- Information provided -
-- BEGIN --
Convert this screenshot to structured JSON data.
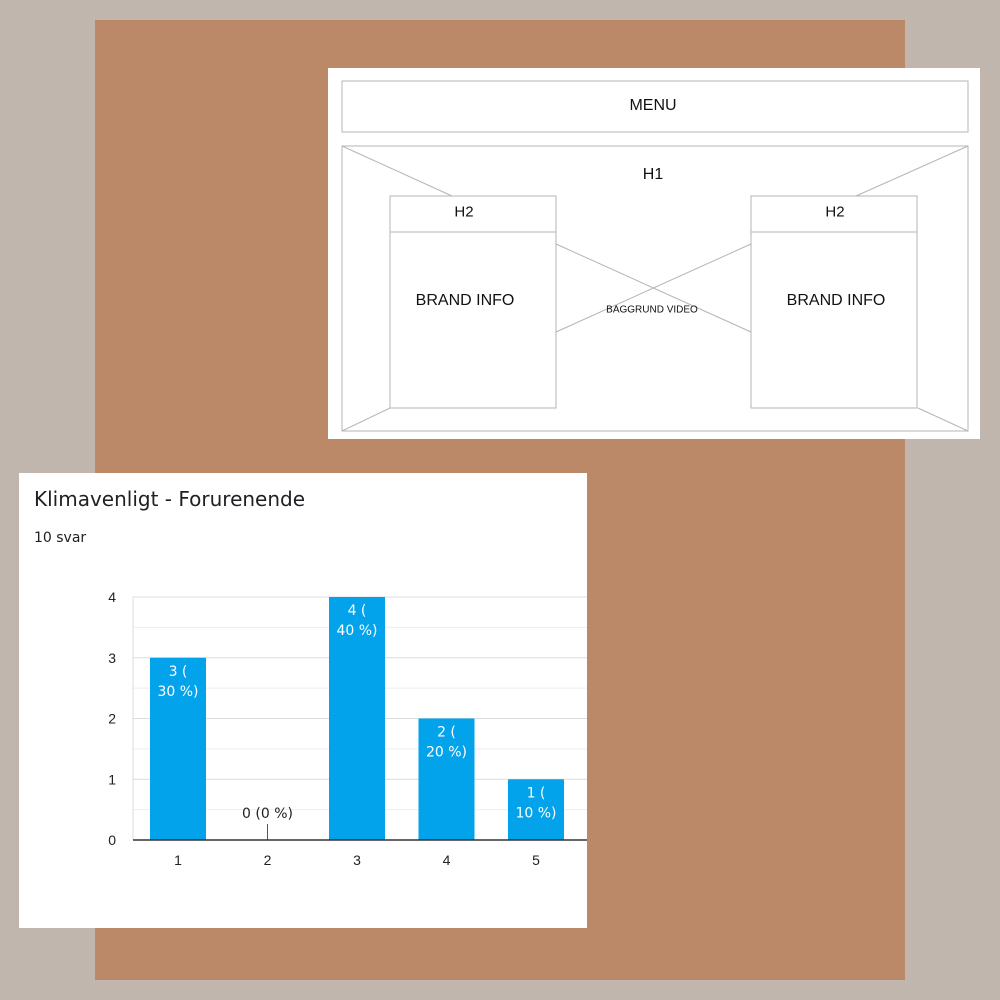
{
  "wireframe": {
    "menu_label": "MENU",
    "h1_label": "H1",
    "left_box": {
      "heading": "H2",
      "body": "BRAND INFO"
    },
    "right_box": {
      "heading": "H2",
      "body": "BRAND INFO"
    },
    "center_label": "BAGGRUND VIDEO"
  },
  "chart": {
    "title": "Klimavenligt - Forurenende",
    "subtitle": "10 svar"
  },
  "chart_data": {
    "type": "bar",
    "categories": [
      "1",
      "2",
      "3",
      "4",
      "5"
    ],
    "values": [
      3,
      0,
      4,
      2,
      1
    ],
    "data_labels": [
      [
        "3 (",
        "30 %)"
      ],
      [
        "0 (0 %)"
      ],
      [
        "4 (",
        "40 %)"
      ],
      [
        "2 (",
        "20 %)"
      ],
      [
        "1 (",
        "10 %)"
      ]
    ],
    "ylim": [
      0,
      4
    ],
    "yticks": [
      "0",
      "1",
      "2",
      "3",
      "4"
    ],
    "title": "Klimavenligt - Forurenende",
    "xlabel": "",
    "ylabel": "",
    "grid": true,
    "bar_color": "#03a3ec"
  },
  "colors": {
    "background": "#c0b6ad",
    "panel": "#bb8868",
    "bar": "#03a3ec"
  }
}
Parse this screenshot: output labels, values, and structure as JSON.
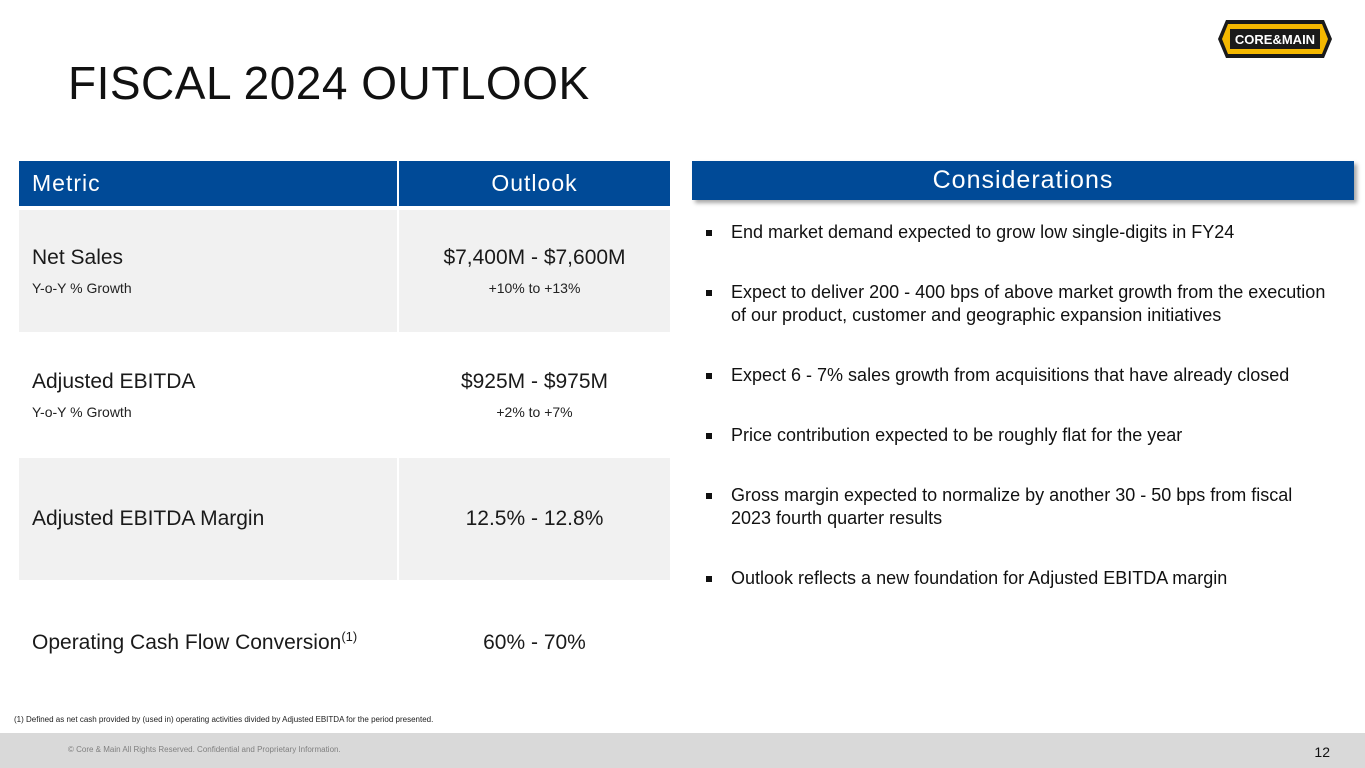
{
  "title": "FISCAL 2024 OUTLOOK",
  "logo": {
    "text": "CORE&MAIN",
    "colors": {
      "outline": "#1a1a1a",
      "fill": "#f5b800"
    }
  },
  "metrics_table": {
    "headers": {
      "metric": "Metric",
      "outlook": "Outlook"
    },
    "rows": [
      {
        "metric": "Net Sales",
        "metric_sub": "Y-o-Y % Growth",
        "outlook": "$7,400M - $7,600M",
        "outlook_sub": "+10% to +13%"
      },
      {
        "metric": "Adjusted EBITDA",
        "metric_sub": "Y-o-Y % Growth",
        "outlook": "$925M - $975M",
        "outlook_sub": "+2% to +7%"
      },
      {
        "metric": "Adjusted EBITDA Margin",
        "metric_sub": "",
        "outlook": "12.5% - 12.8%",
        "outlook_sub": ""
      },
      {
        "metric": "Operating Cash Flow Conversion",
        "metric_sup": "(1)",
        "metric_sub": "",
        "outlook": "60% - 70%",
        "outlook_sub": ""
      }
    ]
  },
  "considerations": {
    "header": "Considerations",
    "items": [
      "End market demand expected to grow low single-digits in FY24",
      "Expect to deliver 200 - 400 bps of above market growth from the execution of our product, customer and geographic expansion initiatives",
      "Expect 6 - 7% sales growth from acquisitions that have already closed",
      "Price contribution expected to be roughly flat for the year",
      "Gross margin expected to normalize by another 30 - 50 bps from fiscal 2023 fourth quarter results",
      "Outlook reflects a new foundation for Adjusted EBITDA margin"
    ]
  },
  "footnote": "(1) Defined as net cash provided by (used in) operating activities divided by Adjusted EBITDA for the period presented.",
  "footer": {
    "copyright": "© Core & Main  All Rights Reserved. Confidential and Proprietary Information.",
    "page_number": "12"
  },
  "colors": {
    "header_blue": "#004a97",
    "row_shade": "#f1f1f1",
    "footer_gray": "#d9d9d9"
  }
}
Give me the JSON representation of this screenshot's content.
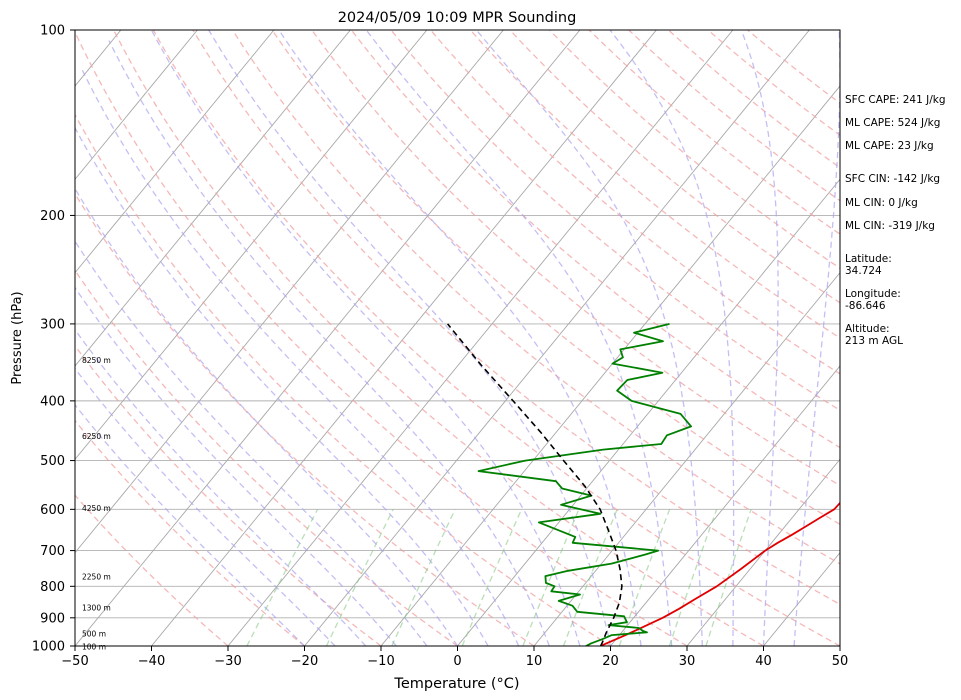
{
  "chart_data": {
    "type": "line",
    "subtype": "skew-T log-P sounding",
    "title": "2024/05/09 10:09 MPR Sounding",
    "xlabel": "Temperature (°C)",
    "ylabel": "Pressure (hPa)",
    "xlim": [
      -50,
      50
    ],
    "ylim": [
      1000,
      100
    ],
    "y_scale": "log",
    "x_ticks": [
      "−50",
      "−40",
      "−30",
      "−20",
      "−10",
      "0",
      "10",
      "20",
      "30",
      "40",
      "50"
    ],
    "y_ticks": [
      "100",
      "200",
      "300",
      "400",
      "500",
      "600",
      "700",
      "800",
      "900",
      "1000"
    ],
    "grid": true,
    "height_labels": [
      "8250 m",
      "6250 m",
      "4250 m",
      "2250 m",
      "1300 m",
      "500 m",
      "100 m"
    ],
    "series": [
      {
        "role": "temperature",
        "color": "#e00000",
        "points": [
          [
            1000,
            18.7
          ],
          [
            990,
            19.2
          ],
          [
            975,
            20.0
          ],
          [
            960,
            20.8
          ],
          [
            930,
            22.3
          ],
          [
            900,
            23.8
          ],
          [
            870,
            25.0
          ],
          [
            840,
            26.0
          ],
          [
            800,
            27.5
          ],
          [
            750,
            28.8
          ],
          [
            700,
            30.0
          ],
          [
            680,
            30.8
          ],
          [
            660,
            31.8
          ],
          [
            640,
            32.7
          ],
          [
            620,
            33.6
          ],
          [
            600,
            34.6
          ],
          [
            560,
            34.8
          ],
          [
            540,
            35.6
          ],
          [
            525,
            35.6
          ],
          [
            510,
            32.5
          ],
          [
            500,
            33.9
          ],
          [
            460,
            32.6
          ],
          [
            430,
            31.3
          ],
          [
            410,
            29.3
          ],
          [
            395,
            28.3
          ],
          [
            375,
            26.5
          ],
          [
            365,
            27.6
          ],
          [
            355,
            28.6
          ],
          [
            340,
            29.6
          ],
          [
            325,
            31.5
          ],
          [
            315,
            30.7
          ],
          [
            307,
            31.5
          ],
          [
            300,
            32.4
          ]
        ]
      },
      {
        "role": "dewpoint",
        "color": "#008000",
        "points": [
          [
            1000,
            16.8
          ],
          [
            990,
            17.2
          ],
          [
            975,
            18.2
          ],
          [
            960,
            19.0
          ],
          [
            950,
            23.3
          ],
          [
            945,
            22.6
          ],
          [
            935,
            21.8
          ],
          [
            925,
            17.5
          ],
          [
            915,
            19.6
          ],
          [
            895,
            18.6
          ],
          [
            880,
            12.0
          ],
          [
            860,
            10.7
          ],
          [
            845,
            8.4
          ],
          [
            825,
            10.5
          ],
          [
            815,
            6.4
          ],
          [
            800,
            6.3
          ],
          [
            790,
            4.8
          ],
          [
            770,
            4.0
          ],
          [
            755,
            6.4
          ],
          [
            735,
            11.3
          ],
          [
            710,
            14.8
          ],
          [
            700,
            16.0
          ],
          [
            680,
            4.0
          ],
          [
            665,
            3.7
          ],
          [
            630,
            -2.6
          ],
          [
            610,
            4.5
          ],
          [
            590,
            -1.6
          ],
          [
            570,
            1.4
          ],
          [
            555,
            -3.2
          ],
          [
            540,
            -4.8
          ],
          [
            520,
            -16.0
          ],
          [
            500,
            -11.0
          ],
          [
            480,
            -2.0
          ],
          [
            470,
            5.0
          ],
          [
            455,
            4.8
          ],
          [
            440,
            7.0
          ],
          [
            420,
            4.3
          ],
          [
            400,
            -3.5
          ],
          [
            385,
            -6.5
          ],
          [
            370,
            -6.3
          ],
          [
            360,
            -2.5
          ],
          [
            348,
            -10.0
          ],
          [
            340,
            -9.3
          ],
          [
            330,
            -10.5
          ],
          [
            320,
            -5.8
          ],
          [
            310,
            -10.5
          ],
          [
            300,
            -6.8
          ]
        ]
      },
      {
        "role": "parcel",
        "color": "#000000",
        "style": "dashed",
        "points": [
          [
            1000,
            18.7
          ],
          [
            990,
            18.6
          ],
          [
            950,
            18.0
          ],
          [
            900,
            17.4
          ],
          [
            850,
            16.5
          ],
          [
            800,
            15.1
          ],
          [
            750,
            13.0
          ],
          [
            700,
            10.5
          ],
          [
            650,
            7.4
          ],
          [
            600,
            4.0
          ],
          [
            550,
            -0.5
          ],
          [
            500,
            -6.0
          ],
          [
            450,
            -12.0
          ],
          [
            400,
            -19.0
          ],
          [
            350,
            -27.0
          ],
          [
            300,
            -35.8
          ]
        ]
      }
    ]
  },
  "info_panel": {
    "sfc_cape": "SFC CAPE: 241 J/kg",
    "ml_cape_1": "ML CAPE: 524 J/kg",
    "ml_cape_2": "ML CAPE: 23 J/kg",
    "sfc_cin": "SFC CIN: -142 J/kg",
    "ml_cin_1": "ML CIN: 0 J/kg",
    "ml_cin_2": "ML CIN: -319 J/kg",
    "latitude_label": "Latitude:",
    "latitude_value": "34.724",
    "longitude_label": "Longitude:",
    "longitude_value": "-86.646",
    "altitude_label": "Altitude:",
    "altitude_value": "213 m AGL"
  }
}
-- END --
- Exercise -
Pull out each line of the records holding the string "this".

- The solution -
Convert this screenshot to structured JSON data.
Parse this screenshot: output labels, values, and structure as JSON.
Give me the JSON representation of this screenshot's content.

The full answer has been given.